*YOUR INSTRUCTIONS*.
Copy, in full, each line of the material that holds the word "text".

*DATA EXTRACT*.
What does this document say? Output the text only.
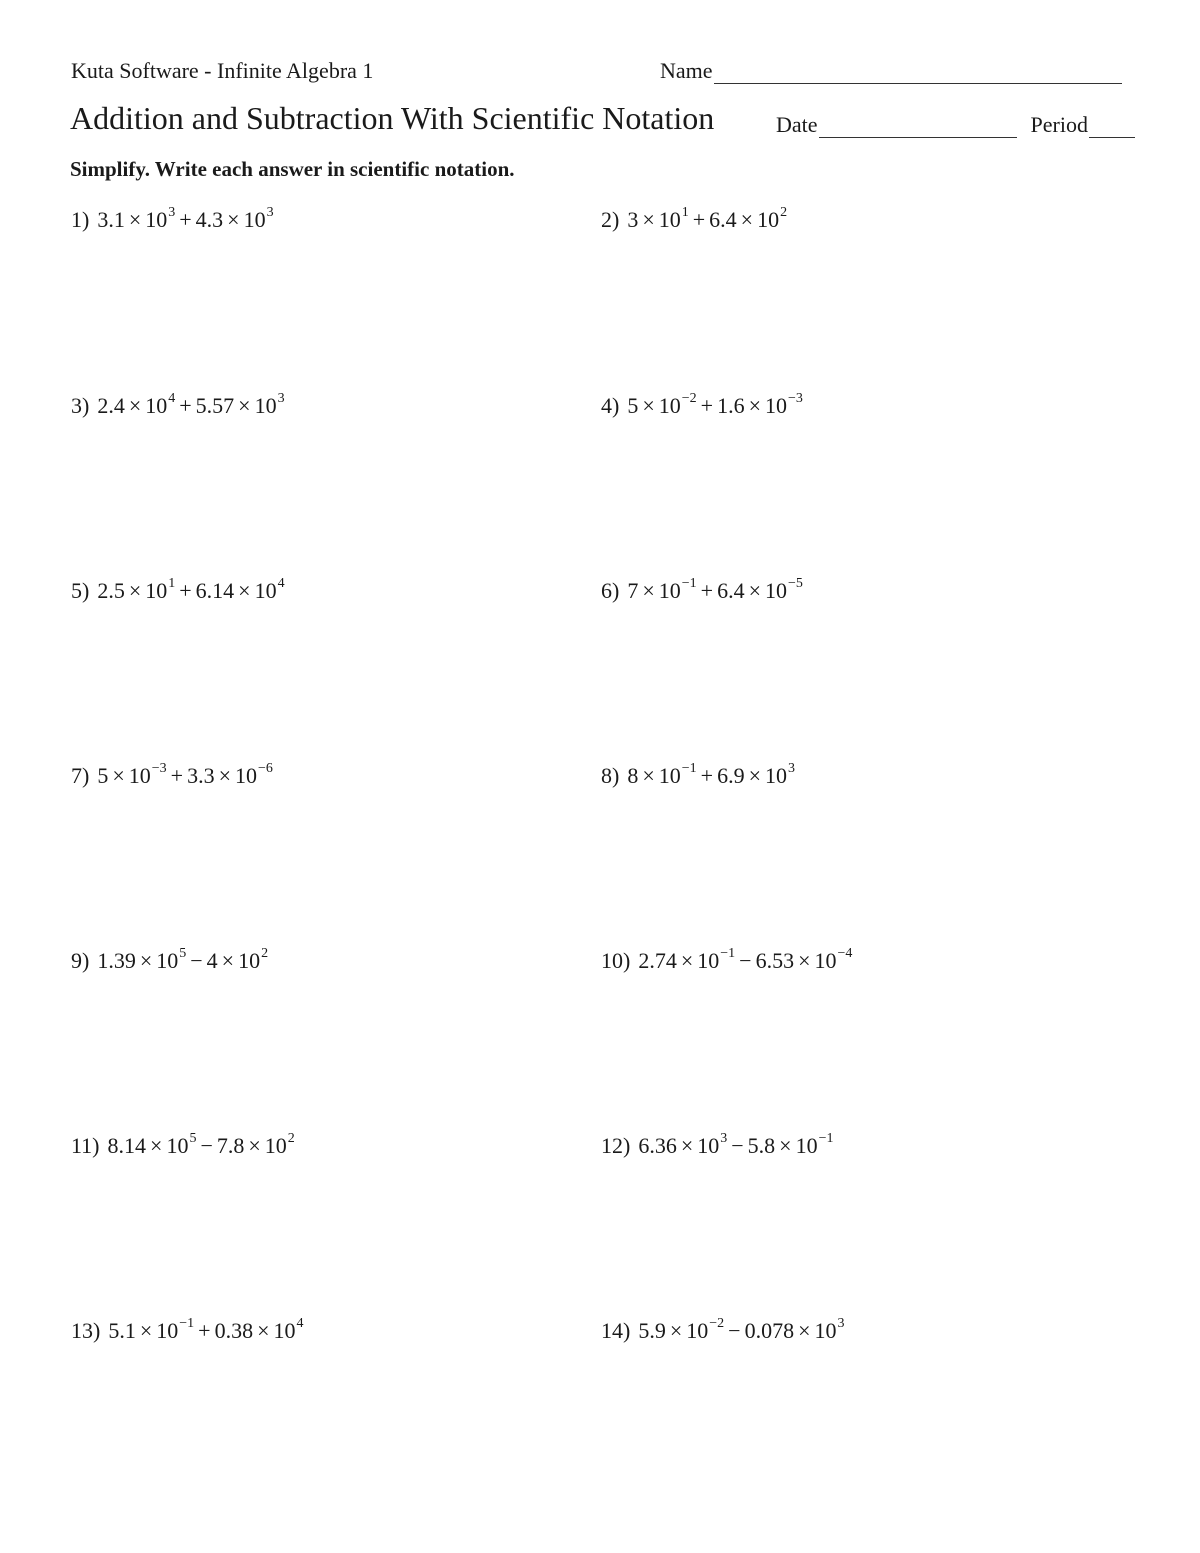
Kuta Software - Infinite Algebra 1	Name
Addition and Subtraction With Scientific Notation	Date	Period
Simplify. Write each answer in scientific notation.
1) $3.1 \times 10^3 + 4.3 \times 10^3$	2) $3 \times 10^1 + 6.4 \times 10^2$
3) $2.4 \times 10^4 + 5.57 \times 10^3$	4) $5 \times 10^{-2} + 1.6 \times 10^{-3}$
5) $2.5 \times 10^1 + 6.14 \times 10^4$	6) $7 \times 10^{-1} + 6.4 \times 10^{-5}$
7) $5 \times 10^{-3} + 3.3 \times 10^{-6}$	8) $8 \times 10^{-1} + 6.9 \times 10^3$
9) $1.39 \times 10^5 - 4 \times 10^2$	10) $2.74 \times 10^{-1} - 6.53 \times 10^{-4}$
11) $8.14 \times 10^5 - 7.8 \times 10^2$	12) $6.36 \times 10^3 - 5.8 \times 10^{-1}$
13) $5.1 \times 10^{-1} + 0.38 \times 10^4$	14) $5.9 \times 10^{-2} - 0.078 \times 10^3$
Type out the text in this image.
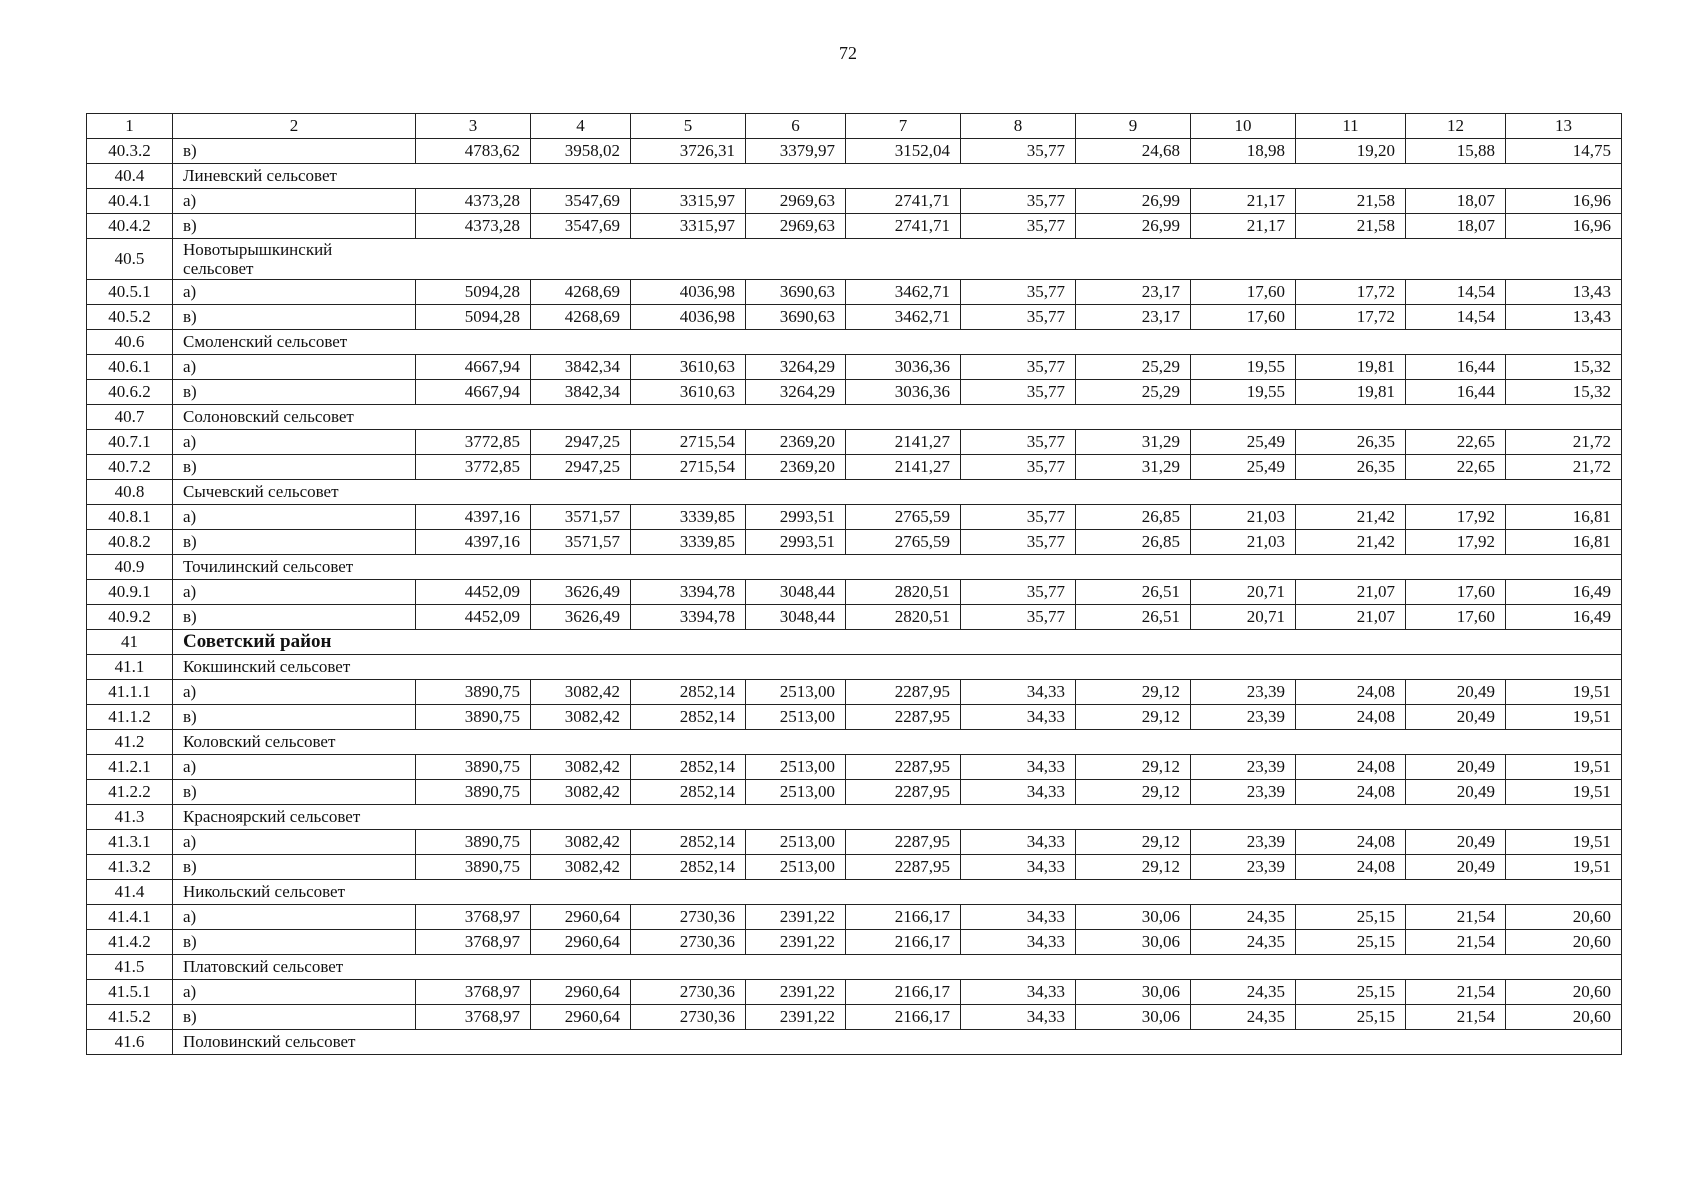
72
1	2	3	4	5	6	7	8	9	10	11	12	13
40.3.2	в)	4783,62	3958,02	3726,31	3379,97	3152,04	35,77	24,68	18,98	19,20	15,88	14,75
40.4	Линевский сельсовет											
40.4.1	а)	4373,28	3547,69	3315,97	2969,63	2741,71	35,77	26,99	21,17	21,58	18,07	16,96
40.4.2	в)	4373,28	3547,69	3315,97	2969,63	2741,71	35,77	26,99	21,17	21,58	18,07	16,96
40.5	Новотырышкинский сельсовет											
40.5.1	а)	5094,28	4268,69	4036,98	3690,63	3462,71	35,77	23,17	17,60	17,72	14,54	13,43
40.5.2	в)	5094,28	4268,69	4036,98	3690,63	3462,71	35,77	23,17	17,60	17,72	14,54	13,43
40.6	Смоленский сельсовет											
40.6.1	а)	4667,94	3842,34	3610,63	3264,29	3036,36	35,77	25,29	19,55	19,81	16,44	15,32
40.6.2	в)	4667,94	3842,34	3610,63	3264,29	3036,36	35,77	25,29	19,55	19,81	16,44	15,32
40.7	Солоновский сельсовет											
40.7.1	а)	3772,85	2947,25	2715,54	2369,20	2141,27	35,77	31,29	25,49	26,35	22,65	21,72
40.7.2	в)	3772,85	2947,25	2715,54	2369,20	2141,27	35,77	31,29	25,49	26,35	22,65	21,72
40.8	Сычевский сельсовет											
40.8.1	а)	4397,16	3571,57	3339,85	2993,51	2765,59	35,77	26,85	21,03	21,42	17,92	16,81
40.8.2	в)	4397,16	3571,57	3339,85	2993,51	2765,59	35,77	26,85	21,03	21,42	17,92	16,81
40.9	Точилинский сельсовет											
40.9.1	а)	4452,09	3626,49	3394,78	3048,44	2820,51	35,77	26,51	20,71	21,07	17,60	16,49
40.9.2	в)	4452,09	3626,49	3394,78	3048,44	2820,51	35,77	26,51	20,71	21,07	17,60	16,49
41	Советский район											
41.1	Кокшинский сельсовет											
41.1.1	а)	3890,75	3082,42	2852,14	2513,00	2287,95	34,33	29,12	23,39	24,08	20,49	19,51
41.1.2	в)	3890,75	3082,42	2852,14	2513,00	2287,95	34,33	29,12	23,39	24,08	20,49	19,51
41.2	Коловский сельсовет											
41.2.1	а)	3890,75	3082,42	2852,14	2513,00	2287,95	34,33	29,12	23,39	24,08	20,49	19,51
41.2.2	в)	3890,75	3082,42	2852,14	2513,00	2287,95	34,33	29,12	23,39	24,08	20,49	19,51
41.3	Красноярский сельсовет											
41.3.1	а)	3890,75	3082,42	2852,14	2513,00	2287,95	34,33	29,12	23,39	24,08	20,49	19,51
41.3.2	в)	3890,75	3082,42	2852,14	2513,00	2287,95	34,33	29,12	23,39	24,08	20,49	19,51
41.4	Никольский сельсовет											
41.4.1	а)	3768,97	2960,64	2730,36	2391,22	2166,17	34,33	30,06	24,35	25,15	21,54	20,60
41.4.2	в)	3768,97	2960,64	2730,36	2391,22	2166,17	34,33	30,06	24,35	25,15	21,54	20,60
41.5	Платовский сельсовет											
41.5.1	а)	3768,97	2960,64	2730,36	2391,22	2166,17	34,33	30,06	24,35	25,15	21,54	20,60
41.5.2	в)	3768,97	2960,64	2730,36	2391,22	2166,17	34,33	30,06	24,35	25,15	21,54	20,60
41.6	Половинский сельсовет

*ANSWER TO THIS PROBLEM*.
What does this document say? Output the text only.
Type out the text in this image.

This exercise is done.